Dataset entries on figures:
____________
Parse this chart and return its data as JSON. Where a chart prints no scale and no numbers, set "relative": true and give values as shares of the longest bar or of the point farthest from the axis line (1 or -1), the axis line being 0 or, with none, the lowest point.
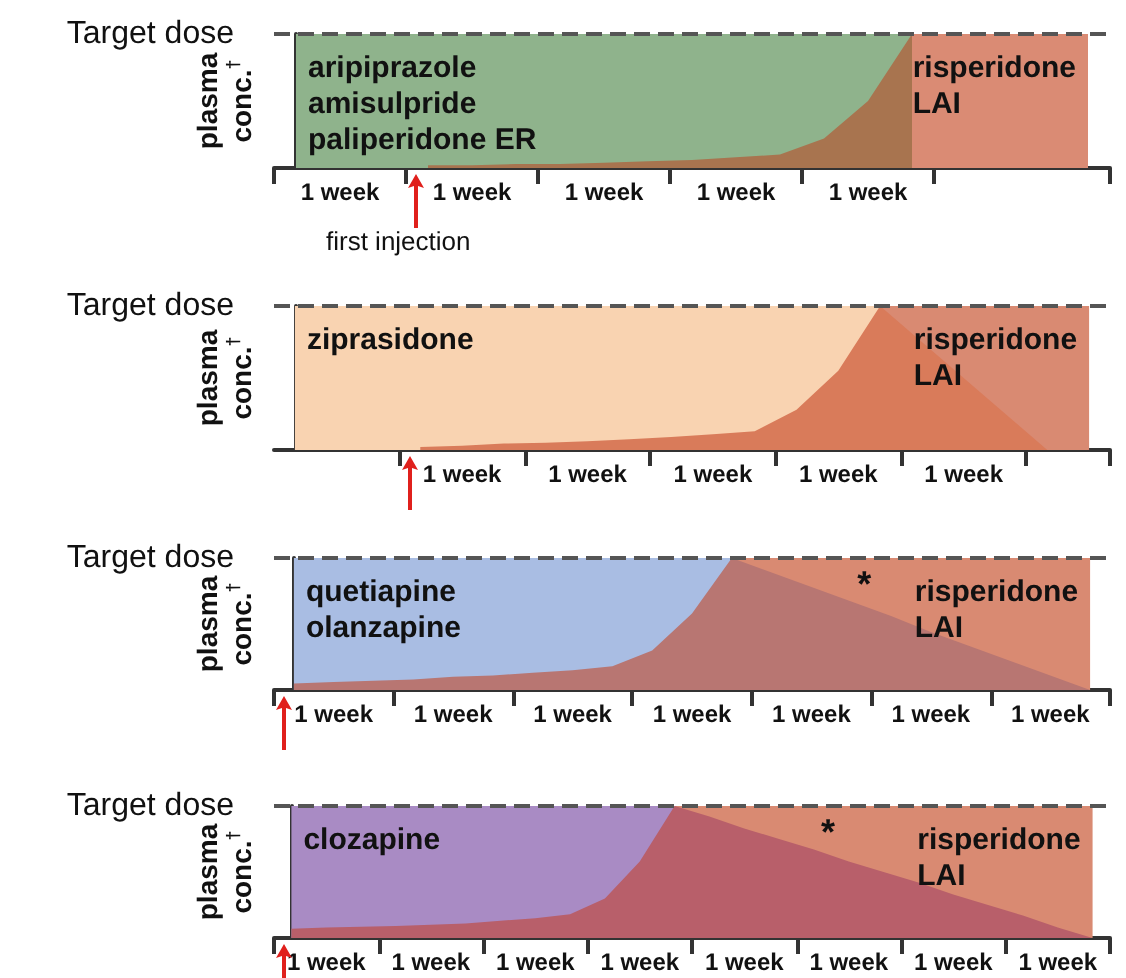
{
  "chart_data": [
    {
      "type": "area",
      "relative": true,
      "ylabel": "plasma conc.$^{†}$",
      "categories": [
        null,
        "1 week",
        null,
        null,
        "1 week",
        null,
        null,
        "1 week",
        null,
        null,
        "1 week",
        null,
        null,
        "1 week",
        null,
        null,
        null,
        null,
        null
      ],
      "series": [
        {
          "name": "risperidone\nLAI",
          "color": "#da8b74",
          "values": [
            null,
            null,
            null,
            null,
            null,
            null,
            null,
            null,
            null,
            null,
            null,
            null,
            null,
            null,
            1,
            1,
            1,
            1,
            1
          ]
        },
        {
          "name": "aripiprazole\namisulpride\npaliperidone ER",
          "color": "#8fb38c",
          "values": [
            1,
            1,
            1,
            1,
            1,
            1,
            1,
            1,
            1,
            1,
            1,
            1,
            1,
            1,
            1,
            null,
            null,
            null,
            null
          ]
        },
        {
          "color": "#a8744f",
          "values": [
            null,
            null,
            null,
            0.02,
            0.02,
            0.03,
            0.03,
            0.04,
            0.05,
            0.06,
            0.08,
            0.1,
            0.22,
            0.5,
            1,
            null,
            null,
            null,
            null
          ]
        }
      ],
      "ref_lines": [
        {
          "axis": "y",
          "value": 1,
          "label": "Target dose",
          "line_style": "dashed",
          "color": "#555555"
        }
      ],
      "annotations": [
        "first injection"
      ]
    },
    {
      "type": "area",
      "relative": true,
      "ylabel": "plasma conc.$^{†}$",
      "categories": [
        null,
        null,
        null,
        null,
        "1 week",
        null,
        null,
        "1 week",
        null,
        null,
        "1 week",
        null,
        null,
        "1 week",
        null,
        null,
        "1 week",
        null,
        null,
        null
      ],
      "series": [
        {
          "name": "risperidone\nLAI",
          "color": "#d98a72",
          "values": [
            null,
            null,
            null,
            null,
            null,
            null,
            null,
            null,
            null,
            null,
            null,
            null,
            null,
            null,
            1,
            1,
            1,
            1,
            1,
            1
          ]
        },
        {
          "name": "ziprasidone",
          "color": "#f9d3b1",
          "values": [
            1,
            1,
            1,
            1,
            1,
            1,
            1,
            1,
            1,
            1,
            1,
            1,
            1,
            1,
            1,
            null,
            null,
            null,
            null,
            null
          ]
        },
        {
          "color": "#d97b5a",
          "values": [
            null,
            null,
            null,
            0.02,
            0.03,
            0.045,
            0.05,
            0.06,
            0.075,
            0.09,
            0.11,
            0.13,
            0.28,
            0.55,
            1,
            0.75,
            0.5,
            0.25,
            0,
            null
          ]
        }
      ],
      "ref_lines": [
        {
          "axis": "y",
          "value": 1,
          "label": "Target dose",
          "line_style": "dashed",
          "color": "#555555"
        }
      ]
    },
    {
      "type": "area",
      "relative": true,
      "ylabel": "plasma conc.$^{†}$",
      "categories": [
        null,
        "1 week",
        null,
        null,
        "1 week",
        null,
        null,
        "1 week",
        null,
        null,
        "1 week",
        null,
        null,
        "1 week",
        null,
        null,
        "1 week",
        null,
        null,
        "1 week",
        null
      ],
      "series": [
        {
          "name": "risperidone\nLAI",
          "color": "#d98a72",
          "values": [
            null,
            null,
            null,
            null,
            null,
            null,
            null,
            null,
            null,
            null,
            null,
            1,
            1,
            1,
            1,
            1,
            1,
            1,
            1,
            1,
            1
          ]
        },
        {
          "name": "quetiapine\nolanzapine",
          "color": "#a9bde3",
          "values": [
            1,
            1,
            1,
            1,
            1,
            1,
            1,
            1,
            1,
            1,
            1,
            1,
            null,
            null,
            null,
            null,
            null,
            null,
            null,
            null,
            null
          ]
        },
        {
          "color": "#b87672",
          "values": [
            0.05,
            0.06,
            0.07,
            0.08,
            0.1,
            0.11,
            0.13,
            0.15,
            0.18,
            0.3,
            0.58,
            1,
            0.89,
            0.78,
            0.67,
            0.56,
            0.44,
            0.33,
            0.22,
            0.11,
            0
          ]
        }
      ],
      "ref_lines": [
        {
          "axis": "y",
          "value": 1,
          "label": "Target dose",
          "line_style": "dashed",
          "color": "#555555"
        }
      ],
      "annotations": [
        "*"
      ]
    },
    {
      "type": "area",
      "relative": true,
      "ylabel": "plasma conc.$^{†}$",
      "categories": [
        null,
        "1 week",
        null,
        null,
        "1 week",
        null,
        null,
        "1 week",
        null,
        null,
        "1 week",
        null,
        null,
        "1 week",
        null,
        null,
        "1 week",
        null,
        null,
        "1 week",
        null,
        null,
        "1 week",
        null
      ],
      "series": [
        {
          "name": "risperidone\nLAI",
          "color": "#d98a72",
          "values": [
            null,
            null,
            null,
            null,
            null,
            null,
            null,
            null,
            null,
            null,
            null,
            1,
            1,
            1,
            1,
            1,
            1,
            1,
            1,
            1,
            1,
            1,
            1,
            1
          ]
        },
        {
          "name": "clozapine",
          "color": "#a98bc4",
          "values": [
            1,
            1,
            1,
            1,
            1,
            1,
            1,
            1,
            1,
            1,
            1,
            1,
            null,
            null,
            null,
            null,
            null,
            null,
            null,
            null,
            null,
            null,
            null,
            null
          ]
        },
        {
          "color": "#b85f6a",
          "values": [
            0.07,
            0.08,
            0.085,
            0.09,
            0.1,
            0.11,
            0.13,
            0.15,
            0.18,
            0.3,
            0.58,
            1,
            0.92,
            0.83,
            0.75,
            0.67,
            0.58,
            0.5,
            0.42,
            0.33,
            0.25,
            0.17,
            0.08,
            0
          ]
        }
      ],
      "ref_lines": [
        {
          "axis": "y",
          "value": 1,
          "label": "Target dose",
          "line_style": "dashed",
          "color": "#555555"
        }
      ],
      "annotations": [
        "*"
      ]
    }
  ]
}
____________
Task prompt: Go back to the records above and write them out exactly, without the pictures.

Correct answer:
Parse this chart and return its data as JSON. Where a chart prints no scale and no numbers, set "relative": true and give values as shares of the longest bar or of the point farthest from the axis line (1 or -1), the axis line being 0 or, with none, the lowest point.
{
  "chart_data": [
    {
      "type": "area",
      "relative": true,
      "ylabel": "plasma conc.$^{†}$",
      "categories": [
        null,
        "1 week",
        null,
        null,
        "1 week",
        null,
        null,
        "1 week",
        null,
        null,
        "1 week",
        null,
        null,
        "1 week",
        null,
        null,
        null,
        null,
        null
      ],
      "series": [
        {
          "name": "risperidone\nLAI",
          "color": "#da8b74",
          "values": [
            null,
            null,
            null,
            null,
            null,
            null,
            null,
            null,
            null,
            null,
            null,
            null,
            null,
            null,
            1,
            1,
            1,
            1,
            1
          ]
        },
        {
          "name": "aripiprazole\namisulpride\npaliperidone ER",
          "color": "#8fb38c",
          "values": [
            1,
            1,
            1,
            1,
            1,
            1,
            1,
            1,
            1,
            1,
            1,
            1,
            1,
            1,
            1,
            null,
            null,
            null,
            null
          ]
        },
        {
          "color": "#a8744f",
          "values": [
            null,
            null,
            null,
            0.02,
            0.02,
            0.03,
            0.03,
            0.04,
            0.05,
            0.06,
            0.08,
            0.1,
            0.22,
            0.5,
            1,
            null,
            null,
            null,
            null
          ]
        }
      ],
      "ref_lines": [
        {
          "axis": "y",
          "value": 1,
          "label": "Target dose",
          "line_style": "dashed",
          "color": "#555555"
        }
      ],
      "annotations": [
        "first injection"
      ]
    },
    {
      "type": "area",
      "relative": true,
      "ylabel": "plasma conc.$^{†}$",
      "categories": [
        null,
        null,
        null,
        null,
        "1 week",
        null,
        null,
        "1 week",
        null,
        null,
        "1 week",
        null,
        null,
        "1 week",
        null,
        null,
        "1 week",
        null,
        null,
        null
      ],
      "series": [
        {
          "name": "risperidone\nLAI",
          "color": "#d98a72",
          "values": [
            null,
            null,
            null,
            null,
            null,
            null,
            null,
            null,
            null,
            null,
            null,
            null,
            null,
            null,
            1,
            1,
            1,
            1,
            1,
            1
          ]
        },
        {
          "name": "ziprasidone",
          "color": "#f9d3b1",
          "values": [
            1,
            1,
            1,
            1,
            1,
            1,
            1,
            1,
            1,
            1,
            1,
            1,
            1,
            1,
            1,
            null,
            null,
            null,
            null,
            null
          ]
        },
        {
          "color": "#d97b5a",
          "values": [
            null,
            null,
            null,
            0.02,
            0.03,
            0.045,
            0.05,
            0.06,
            0.075,
            0.09,
            0.11,
            0.13,
            0.28,
            0.55,
            1,
            0.75,
            0.5,
            0.25,
            0,
            null
          ]
        }
      ],
      "ref_lines": [
        {
          "axis": "y",
          "value": 1,
          "label": "Target dose",
          "line_style": "dashed",
          "color": "#555555"
        }
      ]
    },
    {
      "type": "area",
      "relative": true,
      "ylabel": "plasma conc.$^{†}$",
      "categories": [
        null,
        "1 week",
        null,
        null,
        "1 week",
        null,
        null,
        "1 week",
        null,
        null,
        "1 week",
        null,
        null,
        "1 week",
        null,
        null,
        "1 week",
        null,
        null,
        "1 week",
        null
      ],
      "series": [
        {
          "name": "risperidone\nLAI",
          "color": "#d98a72",
          "values": [
            null,
            null,
            null,
            null,
            null,
            null,
            null,
            null,
            null,
            null,
            null,
            1,
            1,
            1,
            1,
            1,
            1,
            1,
            1,
            1,
            1
          ]
        },
        {
          "name": "quetiapine\nolanzapine",
          "color": "#a9bde3",
          "values": [
            1,
            1,
            1,
            1,
            1,
            1,
            1,
            1,
            1,
            1,
            1,
            1,
            null,
            null,
            null,
            null,
            null,
            null,
            null,
            null,
            null
          ]
        },
        {
          "color": "#b87672",
          "values": [
            0.05,
            0.06,
            0.07,
            0.08,
            0.1,
            0.11,
            0.13,
            0.15,
            0.18,
            0.3,
            0.58,
            1,
            0.89,
            0.78,
            0.67,
            0.56,
            0.44,
            0.33,
            0.22,
            0.11,
            0
          ]
        }
      ],
      "ref_lines": [
        {
          "axis": "y",
          "value": 1,
          "label": "Target dose",
          "line_style": "dashed",
          "color": "#555555"
        }
      ],
      "annotations": [
        "*"
      ]
    },
    {
      "type": "area",
      "relative": true,
      "ylabel": "plasma conc.$^{†}$",
      "categories": [
        null,
        "1 week",
        null,
        null,
        "1 week",
        null,
        null,
        "1 week",
        null,
        null,
        "1 week",
        null,
        null,
        "1 week",
        null,
        null,
        "1 week",
        null,
        null,
        "1 week",
        null,
        null,
        "1 week",
        null
      ],
      "series": [
        {
          "name": "risperidone\nLAI",
          "color": "#d98a72",
          "values": [
            null,
            null,
            null,
            null,
            null,
            null,
            null,
            null,
            null,
            null,
            null,
            1,
            1,
            1,
            1,
            1,
            1,
            1,
            1,
            1,
            1,
            1,
            1,
            1
          ]
        },
        {
          "name": "clozapine",
          "color": "#a98bc4",
          "values": [
            1,
            1,
            1,
            1,
            1,
            1,
            1,
            1,
            1,
            1,
            1,
            1,
            null,
            null,
            null,
            null,
            null,
            null,
            null,
            null,
            null,
            null,
            null,
            null
          ]
        },
        {
          "color": "#b85f6a",
          "values": [
            0.07,
            0.08,
            0.085,
            0.09,
            0.1,
            0.11,
            0.13,
            0.15,
            0.18,
            0.3,
            0.58,
            1,
            0.92,
            0.83,
            0.75,
            0.67,
            0.58,
            0.5,
            0.42,
            0.33,
            0.25,
            0.17,
            0.08,
            0
          ]
        }
      ],
      "ref_lines": [
        {
          "axis": "y",
          "value": 1,
          "label": "Target dose",
          "line_style": "dashed",
          "color": "#555555"
        }
      ],
      "annotations": [
        "*"
      ]
    }
  ]
}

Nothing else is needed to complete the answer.